■ THE TASK: In the article on income and heart attack deaths, where was the study presented?

■ TEXT BLOCK:
Researchers link poverty, death rate

In the first study of its kind, researchers at the Medical Center have found that although less affluent patients receive similar care as those with higher incomes, they still have a higher rate of death and repeat heart attacks.

The study, which examined clinical observations of patients enrolled in a nationwide trial, confirmed previous results that suggested lower-income patients had higher mortality rates than those with higher incomes. However, those studies were based on observational records, where missing data was corrected for using statistical techniques.

"[Those] studies used substitutes for income to define who was poor. For example, they used years of education, occupation or residence in a poor neighborhood," lead investigator Dr. Sunil Rao, chief cardiology fellow at the Duke Clinical Research Institute, wrote in an e-mail. "Our study was in the setting of a clinical trial where data collection is rigorous and complete. We also asked participants directly what their income was rather than rely on income Oproxies' that have the potential to provide inaccurate information."

Despite receiving standardized treatment, patients with an annual household income of less than $10,000 were more than twice as likely to die from severe heart disease or have a repeat heart attack after 30 days and also after six months. "It's not what happens in the hospital but what happens when the patient goes home that really matters," Rao wrote. "For example, poor patients may get prescriptions for medications that they need, but may not be able to afford them. They may go back to a home situation where they have no social support or where it is hard to maintain a healthy lifestyle."

Furthermore, researchers are concerned because this group of lower-income people is expected to rise from 33 million to 77 million by 2030. Also, the majority are female and elderly and, although medications have steadily improved, costs for treatment have simultaneously increased.

"From a research perspective, we have to start understanding issues that affect the continuity of care, such as patient compliance, degree of [physician] follow-up and how to afford medication. From a physician perspective, this should advocate the need for a healthcare system that can provide equity [in care] from a long-term perspective," said senior team member Dr. Eric Peterson, an associate professor in the division of cardiology. "This leads to questions about whether we should be investigating systems to address these problems, either for future research or for potential policy changes."

The study, however, presented at the American College of Cardiology's annual meeting last week, had a relatively small patient size and did not measure post-discharge factors. The researchers plan to consider these issues in subsequent studies, in addition to looking at the potential effects of implementing a comprehensive home health regimen.

"The implications [of this study] are profound. The majority of people in our study were at the age where they are eligible for Medicare. They are the largest consumers of health care and are disproportionately affected by heart disease and poverty. At some point, and we may be there already, something will have to give," Rao wrote. "The answers, unfortunately, are not easy. As a nation we have to make some tough choices about helping the poor."

■ STUDY MATERIAL:
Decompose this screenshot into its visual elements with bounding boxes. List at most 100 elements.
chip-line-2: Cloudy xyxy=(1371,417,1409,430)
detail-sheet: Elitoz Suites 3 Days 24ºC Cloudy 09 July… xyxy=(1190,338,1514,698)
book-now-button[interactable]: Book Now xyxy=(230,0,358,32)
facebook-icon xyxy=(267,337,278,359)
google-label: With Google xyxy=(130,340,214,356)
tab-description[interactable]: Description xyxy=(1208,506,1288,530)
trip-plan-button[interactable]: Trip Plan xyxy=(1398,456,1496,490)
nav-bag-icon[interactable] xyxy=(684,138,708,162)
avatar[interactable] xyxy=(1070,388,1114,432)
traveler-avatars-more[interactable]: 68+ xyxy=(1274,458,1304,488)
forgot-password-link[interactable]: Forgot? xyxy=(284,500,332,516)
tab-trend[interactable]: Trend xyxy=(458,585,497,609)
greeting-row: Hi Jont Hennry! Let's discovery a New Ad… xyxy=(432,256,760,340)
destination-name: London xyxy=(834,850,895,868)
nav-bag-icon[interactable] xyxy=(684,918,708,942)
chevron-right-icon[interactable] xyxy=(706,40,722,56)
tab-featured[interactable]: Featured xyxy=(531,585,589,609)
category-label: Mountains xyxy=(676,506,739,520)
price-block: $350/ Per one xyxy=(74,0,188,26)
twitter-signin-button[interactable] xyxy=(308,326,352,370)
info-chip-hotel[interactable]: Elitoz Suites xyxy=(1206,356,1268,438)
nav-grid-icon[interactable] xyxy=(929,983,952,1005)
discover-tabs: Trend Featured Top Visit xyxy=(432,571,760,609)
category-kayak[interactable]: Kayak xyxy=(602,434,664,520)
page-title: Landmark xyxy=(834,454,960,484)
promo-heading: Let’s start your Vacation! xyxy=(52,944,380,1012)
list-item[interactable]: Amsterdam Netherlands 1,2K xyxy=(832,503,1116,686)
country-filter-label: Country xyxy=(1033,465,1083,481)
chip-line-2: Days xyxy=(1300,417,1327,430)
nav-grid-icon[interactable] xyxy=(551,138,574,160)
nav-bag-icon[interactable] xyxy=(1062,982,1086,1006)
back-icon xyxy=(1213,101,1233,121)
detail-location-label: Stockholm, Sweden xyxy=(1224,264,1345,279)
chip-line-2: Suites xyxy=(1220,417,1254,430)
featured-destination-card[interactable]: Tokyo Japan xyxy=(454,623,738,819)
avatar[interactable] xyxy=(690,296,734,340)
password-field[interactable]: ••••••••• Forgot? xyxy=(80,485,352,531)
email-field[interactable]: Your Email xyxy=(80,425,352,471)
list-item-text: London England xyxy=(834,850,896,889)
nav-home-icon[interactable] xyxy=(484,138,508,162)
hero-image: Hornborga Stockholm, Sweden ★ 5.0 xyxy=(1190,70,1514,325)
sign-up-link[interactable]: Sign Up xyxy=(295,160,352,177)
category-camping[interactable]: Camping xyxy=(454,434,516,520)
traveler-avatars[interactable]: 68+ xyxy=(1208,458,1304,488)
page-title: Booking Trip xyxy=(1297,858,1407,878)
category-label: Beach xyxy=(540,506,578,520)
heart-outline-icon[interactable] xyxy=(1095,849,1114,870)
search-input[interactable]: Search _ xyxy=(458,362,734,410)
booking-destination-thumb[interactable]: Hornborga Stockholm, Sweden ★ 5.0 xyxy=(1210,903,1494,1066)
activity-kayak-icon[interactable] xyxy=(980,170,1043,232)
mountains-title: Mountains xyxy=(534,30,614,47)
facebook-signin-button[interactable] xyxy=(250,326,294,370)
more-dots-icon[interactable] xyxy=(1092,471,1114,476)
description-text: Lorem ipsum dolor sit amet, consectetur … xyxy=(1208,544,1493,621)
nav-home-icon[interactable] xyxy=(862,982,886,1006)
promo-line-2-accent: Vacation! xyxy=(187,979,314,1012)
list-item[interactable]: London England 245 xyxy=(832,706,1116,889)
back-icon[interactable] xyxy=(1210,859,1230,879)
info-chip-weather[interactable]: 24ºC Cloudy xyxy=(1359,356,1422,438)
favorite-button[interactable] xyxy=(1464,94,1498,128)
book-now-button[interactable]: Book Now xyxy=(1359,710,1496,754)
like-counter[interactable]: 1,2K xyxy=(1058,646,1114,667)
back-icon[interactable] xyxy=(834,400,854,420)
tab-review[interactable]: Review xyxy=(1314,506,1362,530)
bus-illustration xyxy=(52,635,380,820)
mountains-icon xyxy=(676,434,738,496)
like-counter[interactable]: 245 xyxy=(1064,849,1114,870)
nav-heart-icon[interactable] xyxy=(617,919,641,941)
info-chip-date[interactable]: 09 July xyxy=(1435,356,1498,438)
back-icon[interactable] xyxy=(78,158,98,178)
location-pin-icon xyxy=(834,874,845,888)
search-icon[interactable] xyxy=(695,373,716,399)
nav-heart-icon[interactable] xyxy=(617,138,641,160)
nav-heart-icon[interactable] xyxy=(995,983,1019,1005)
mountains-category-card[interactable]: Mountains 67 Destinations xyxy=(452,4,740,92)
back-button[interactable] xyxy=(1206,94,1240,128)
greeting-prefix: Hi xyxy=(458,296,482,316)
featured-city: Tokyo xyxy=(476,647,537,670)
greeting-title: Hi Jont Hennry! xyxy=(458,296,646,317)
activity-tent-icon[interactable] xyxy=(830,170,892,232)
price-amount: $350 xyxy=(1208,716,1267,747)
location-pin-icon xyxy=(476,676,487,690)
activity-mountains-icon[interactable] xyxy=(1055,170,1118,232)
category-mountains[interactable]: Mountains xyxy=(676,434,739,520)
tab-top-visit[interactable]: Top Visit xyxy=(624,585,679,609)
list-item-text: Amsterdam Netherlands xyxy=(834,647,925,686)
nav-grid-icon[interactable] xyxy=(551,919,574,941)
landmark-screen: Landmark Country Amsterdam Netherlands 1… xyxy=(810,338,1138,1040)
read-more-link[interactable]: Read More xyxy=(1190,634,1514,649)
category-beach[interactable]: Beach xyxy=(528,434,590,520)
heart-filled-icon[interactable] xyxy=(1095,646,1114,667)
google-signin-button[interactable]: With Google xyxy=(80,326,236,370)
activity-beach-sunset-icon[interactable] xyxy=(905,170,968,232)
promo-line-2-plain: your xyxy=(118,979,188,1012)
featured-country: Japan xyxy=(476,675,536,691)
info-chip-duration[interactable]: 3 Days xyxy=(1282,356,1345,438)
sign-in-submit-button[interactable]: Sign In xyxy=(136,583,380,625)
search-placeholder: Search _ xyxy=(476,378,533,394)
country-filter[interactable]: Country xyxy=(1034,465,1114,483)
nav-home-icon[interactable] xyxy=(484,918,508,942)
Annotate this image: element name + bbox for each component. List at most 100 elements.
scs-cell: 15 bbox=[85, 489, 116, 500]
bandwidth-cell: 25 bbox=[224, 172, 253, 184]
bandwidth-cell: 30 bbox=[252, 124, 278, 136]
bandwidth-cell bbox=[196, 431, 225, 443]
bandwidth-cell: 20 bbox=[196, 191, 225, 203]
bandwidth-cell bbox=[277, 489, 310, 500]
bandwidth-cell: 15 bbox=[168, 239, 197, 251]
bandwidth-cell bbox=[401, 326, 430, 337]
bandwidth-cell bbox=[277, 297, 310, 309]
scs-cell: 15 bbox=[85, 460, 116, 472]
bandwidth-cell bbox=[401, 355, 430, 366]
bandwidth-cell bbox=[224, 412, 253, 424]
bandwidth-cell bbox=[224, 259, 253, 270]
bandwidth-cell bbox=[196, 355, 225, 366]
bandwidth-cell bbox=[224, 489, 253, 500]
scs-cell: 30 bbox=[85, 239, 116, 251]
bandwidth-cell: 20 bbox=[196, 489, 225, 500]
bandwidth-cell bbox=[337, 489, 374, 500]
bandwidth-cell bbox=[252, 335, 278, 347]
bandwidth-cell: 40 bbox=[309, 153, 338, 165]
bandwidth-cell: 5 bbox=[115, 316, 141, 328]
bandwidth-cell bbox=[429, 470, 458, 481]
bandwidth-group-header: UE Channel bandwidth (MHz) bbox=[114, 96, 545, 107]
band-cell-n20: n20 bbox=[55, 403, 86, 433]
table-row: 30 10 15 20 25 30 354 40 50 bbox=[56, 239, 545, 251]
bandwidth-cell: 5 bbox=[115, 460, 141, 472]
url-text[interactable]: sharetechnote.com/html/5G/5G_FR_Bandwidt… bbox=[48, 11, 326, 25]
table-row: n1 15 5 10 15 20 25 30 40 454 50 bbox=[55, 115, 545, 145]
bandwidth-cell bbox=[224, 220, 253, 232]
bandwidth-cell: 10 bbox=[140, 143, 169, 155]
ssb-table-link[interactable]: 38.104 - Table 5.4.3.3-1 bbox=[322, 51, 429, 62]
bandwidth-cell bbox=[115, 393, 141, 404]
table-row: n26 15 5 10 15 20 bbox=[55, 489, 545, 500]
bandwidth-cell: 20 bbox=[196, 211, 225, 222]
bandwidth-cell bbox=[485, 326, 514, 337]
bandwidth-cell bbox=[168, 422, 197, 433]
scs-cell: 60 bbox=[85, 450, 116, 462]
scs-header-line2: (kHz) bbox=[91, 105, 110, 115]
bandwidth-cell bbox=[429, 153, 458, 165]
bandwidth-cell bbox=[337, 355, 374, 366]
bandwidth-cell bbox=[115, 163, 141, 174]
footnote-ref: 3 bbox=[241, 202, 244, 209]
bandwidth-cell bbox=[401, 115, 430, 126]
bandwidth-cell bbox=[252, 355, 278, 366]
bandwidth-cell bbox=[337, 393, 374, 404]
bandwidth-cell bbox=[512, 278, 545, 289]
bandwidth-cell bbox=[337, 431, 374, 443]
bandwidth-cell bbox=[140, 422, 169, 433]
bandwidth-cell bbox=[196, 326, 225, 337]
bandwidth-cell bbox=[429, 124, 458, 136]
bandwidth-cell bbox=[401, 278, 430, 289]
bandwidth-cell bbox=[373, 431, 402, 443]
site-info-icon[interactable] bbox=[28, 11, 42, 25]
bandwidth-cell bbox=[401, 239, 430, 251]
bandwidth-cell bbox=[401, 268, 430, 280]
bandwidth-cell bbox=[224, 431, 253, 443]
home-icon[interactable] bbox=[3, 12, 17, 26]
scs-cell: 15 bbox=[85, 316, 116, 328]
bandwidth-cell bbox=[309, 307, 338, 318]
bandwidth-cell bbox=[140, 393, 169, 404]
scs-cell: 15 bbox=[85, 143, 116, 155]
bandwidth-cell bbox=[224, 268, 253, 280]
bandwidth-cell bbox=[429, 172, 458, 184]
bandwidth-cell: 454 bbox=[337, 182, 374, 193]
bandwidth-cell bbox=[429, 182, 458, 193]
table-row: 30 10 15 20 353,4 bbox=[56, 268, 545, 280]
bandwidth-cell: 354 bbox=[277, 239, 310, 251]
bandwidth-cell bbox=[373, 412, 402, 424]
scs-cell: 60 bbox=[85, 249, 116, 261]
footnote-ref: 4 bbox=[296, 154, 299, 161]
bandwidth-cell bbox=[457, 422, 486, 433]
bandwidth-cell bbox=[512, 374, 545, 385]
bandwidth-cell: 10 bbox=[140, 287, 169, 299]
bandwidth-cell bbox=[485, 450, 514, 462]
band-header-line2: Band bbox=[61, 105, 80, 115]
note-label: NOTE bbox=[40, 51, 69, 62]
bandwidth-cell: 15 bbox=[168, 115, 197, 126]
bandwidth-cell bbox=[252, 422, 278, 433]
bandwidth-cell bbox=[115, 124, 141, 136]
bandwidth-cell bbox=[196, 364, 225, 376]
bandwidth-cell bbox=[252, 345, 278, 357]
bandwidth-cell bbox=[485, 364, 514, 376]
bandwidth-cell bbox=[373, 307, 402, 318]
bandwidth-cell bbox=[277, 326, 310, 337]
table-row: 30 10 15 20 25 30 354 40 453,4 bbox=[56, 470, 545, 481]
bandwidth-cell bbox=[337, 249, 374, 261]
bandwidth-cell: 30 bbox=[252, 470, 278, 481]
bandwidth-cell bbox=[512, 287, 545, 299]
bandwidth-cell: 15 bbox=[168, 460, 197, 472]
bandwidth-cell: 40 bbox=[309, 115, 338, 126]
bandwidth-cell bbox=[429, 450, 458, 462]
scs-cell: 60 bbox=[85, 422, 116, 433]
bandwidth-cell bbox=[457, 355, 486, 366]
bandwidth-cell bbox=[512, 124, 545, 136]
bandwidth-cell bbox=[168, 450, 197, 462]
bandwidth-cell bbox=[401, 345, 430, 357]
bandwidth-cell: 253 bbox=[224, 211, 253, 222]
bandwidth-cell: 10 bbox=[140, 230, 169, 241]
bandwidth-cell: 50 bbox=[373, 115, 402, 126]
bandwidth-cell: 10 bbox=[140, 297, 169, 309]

■ SOLUTION: At the American College of Cardiology's annual meeting.